### OBJECTIVE
Tally the lines that contain "Данных" and report the total alone.

········

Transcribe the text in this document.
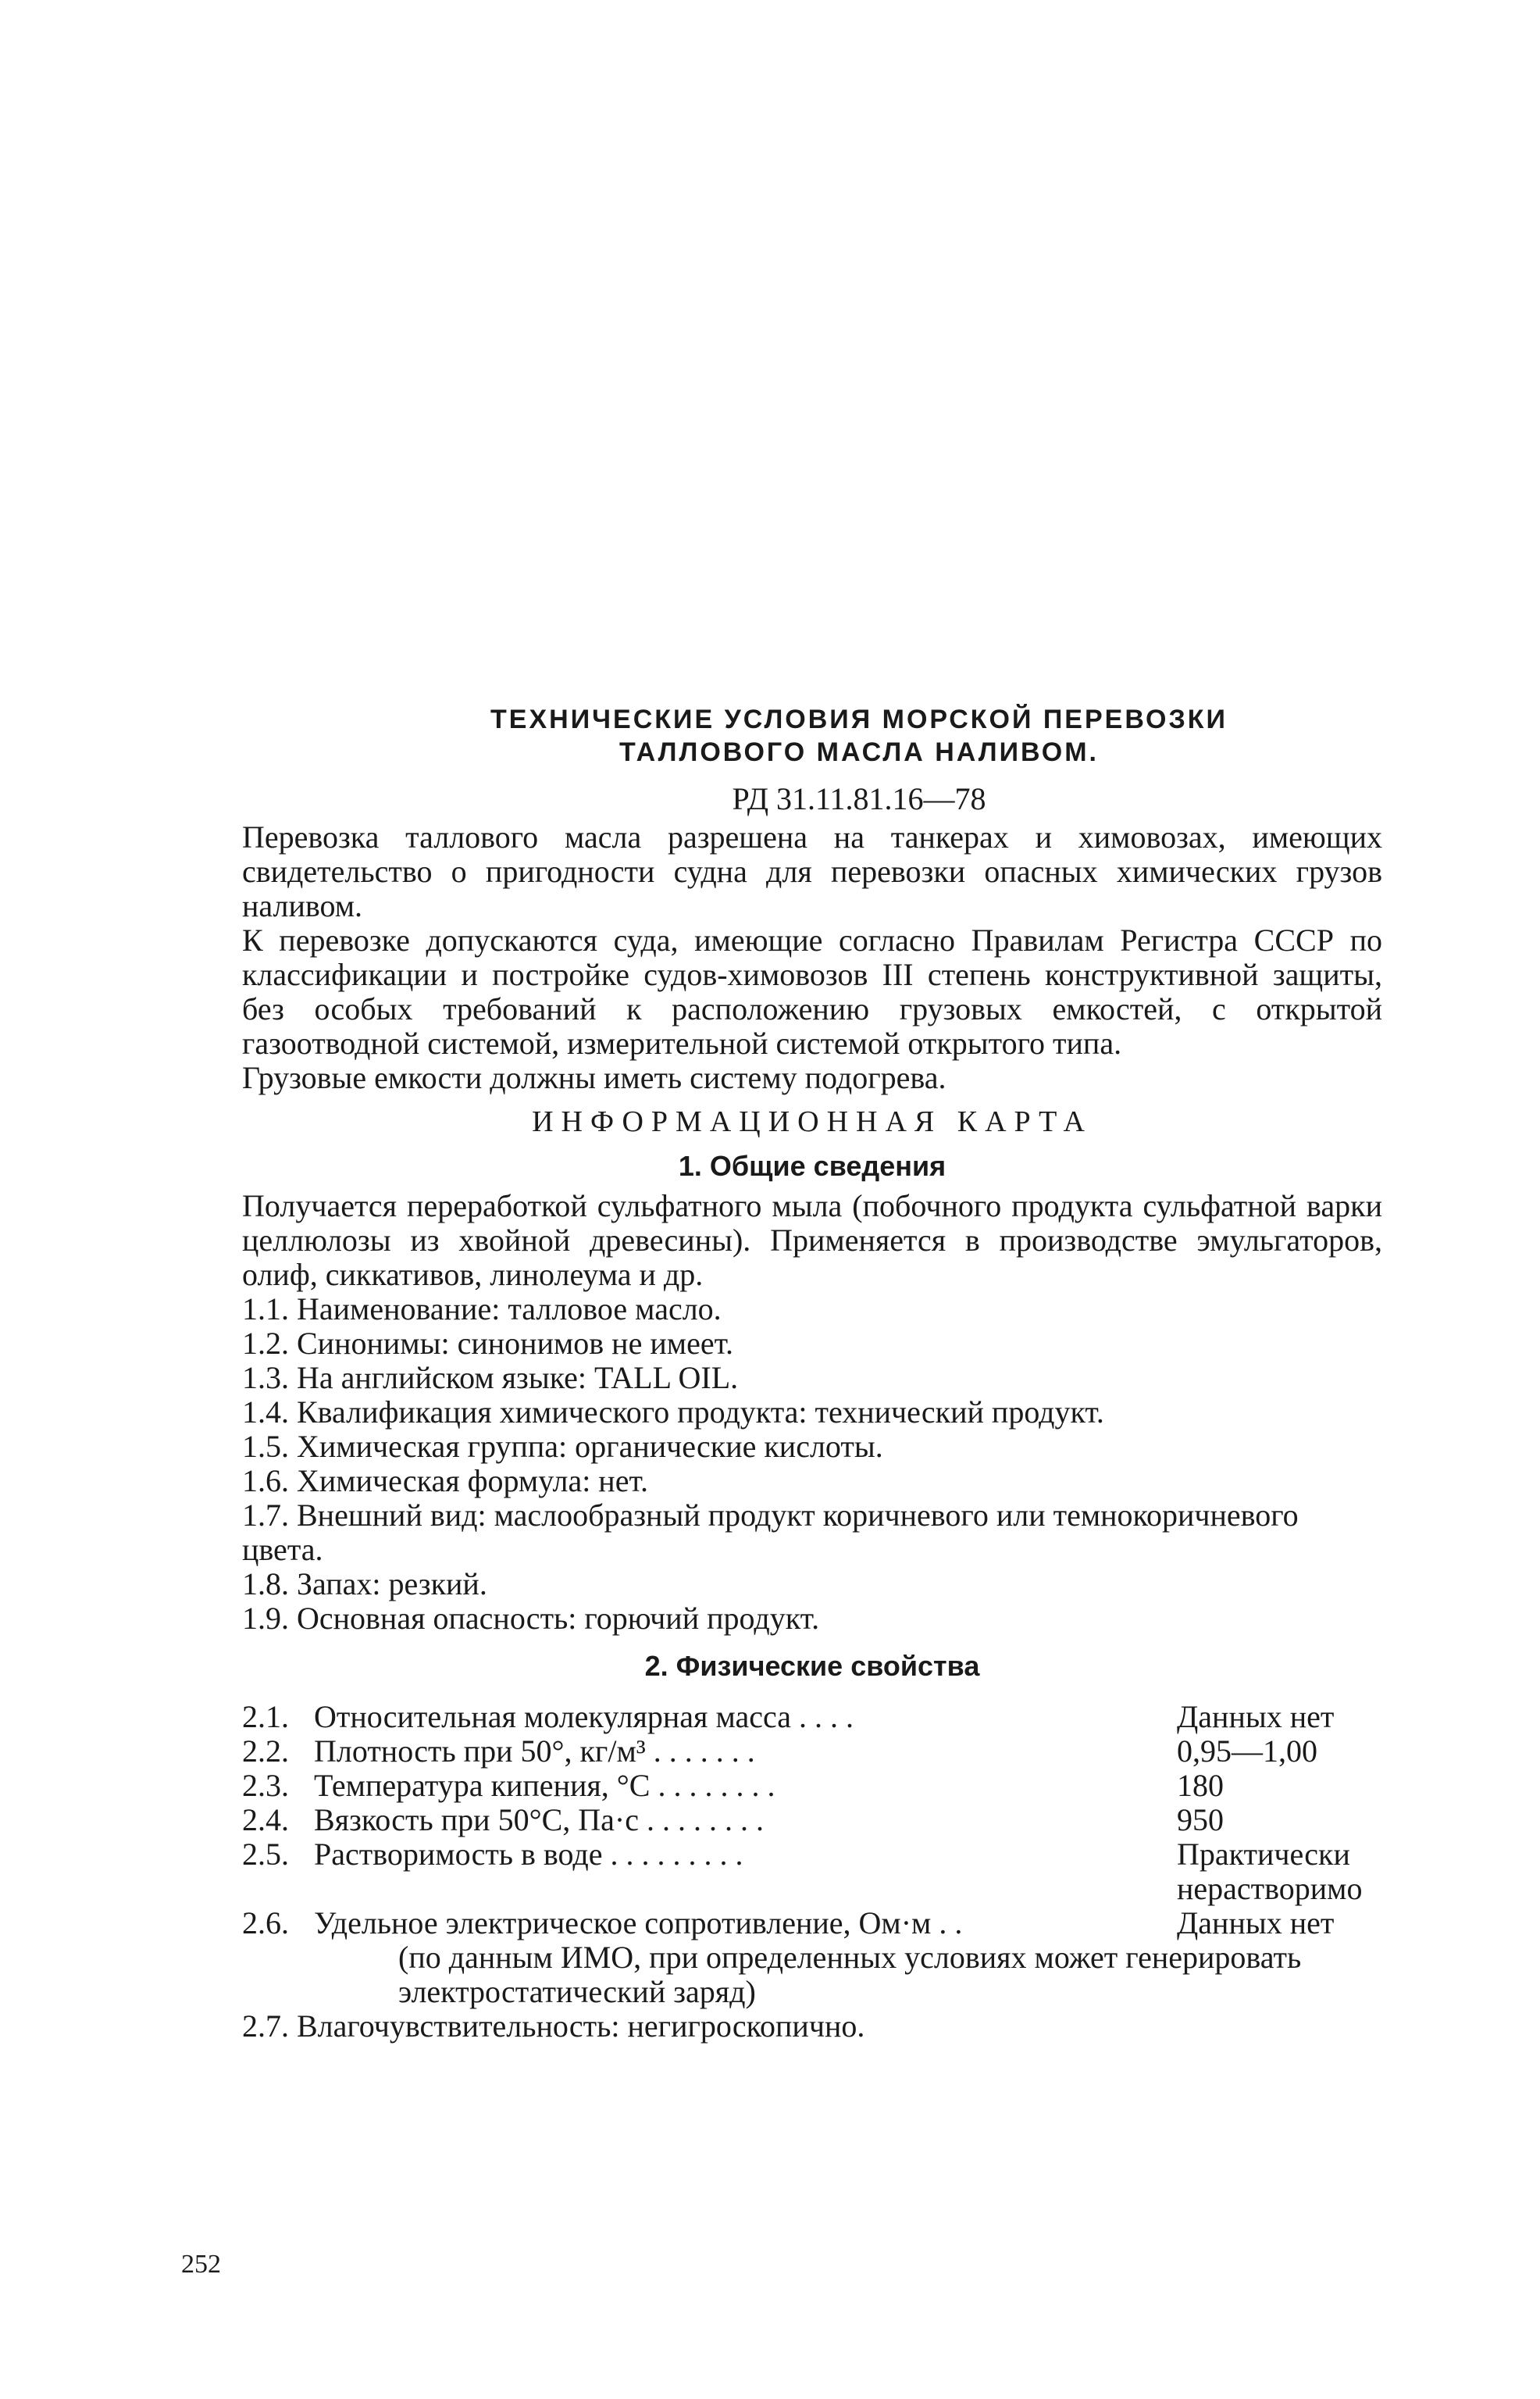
ТЕХНИЧЕСКИЕ УСЛОВИЯ МОРСКОЙ ПЕРЕВОЗКИ
ТАЛЛОВОГО МАСЛА НАЛИВОМ.
РД 31.11.81.16—78

Перевозка таллового масла разрешена на танкерах и химовозах, имеющих свидетельство о пригодности судна для перевозки опасных химических грузов наливом.

К перевозке допускаются суда, имеющие согласно Правилам Регистра СССР по классификации и постройке судов-химовозов III степень конструктивной защиты, без особых требований к расположению грузовых емкостей, с открытой газоотводной системой, измерительной системой открытого типа.

Грузовые емкости должны иметь систему подогрева.

ИНФОРМАЦИОННАЯ КАРТА
1. Общие сведения

Получается переработкой сульфатного мыла (побочного продукта сульфатной варки целлюлозы из хвойной древесины). Применяется в производстве эмульгаторов, олиф, сиккативов, линолеума и др.

1.1. Наименование: талловое масло.
1.2. Синонимы: синонимов не имеет.
1.3. На английском языке: TALL OIL.
1.4. Квалификация химического продукта: технический продукт.
1.5. Химическая группа: органические кислоты.
1.6. Химическая формула: нет.
1.7. Внешний вид: маслообразный продукт коричневого или темнокоричневого цвета.
1.8. Запах: резкий.
1.9. Основная опасность: горючий продукт.
2. Физические свойства
2.1. Относительная молекулярная масса . . . .	Данных нет
2.2. Плотность при 50°, кг/м³ . . . . . . .	0,95—1,00
2.3. Температура кипения, °С . . . . . . . .	180
2.4. Вязкость при 50°С, Па·с . . . . . . . .	950
2.5. Растворимость в воде . . . . . . . . .	Практически нерастворимо
2.6. Удельное электрическое сопротивление, Ом·м . .	Данных нет
(по данным ИМО, при определенных условиях может генерировать электростатический заряд)
2.7. Влагочувствительность: негигроскопично.
252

········

### WORKED SOLUTION
2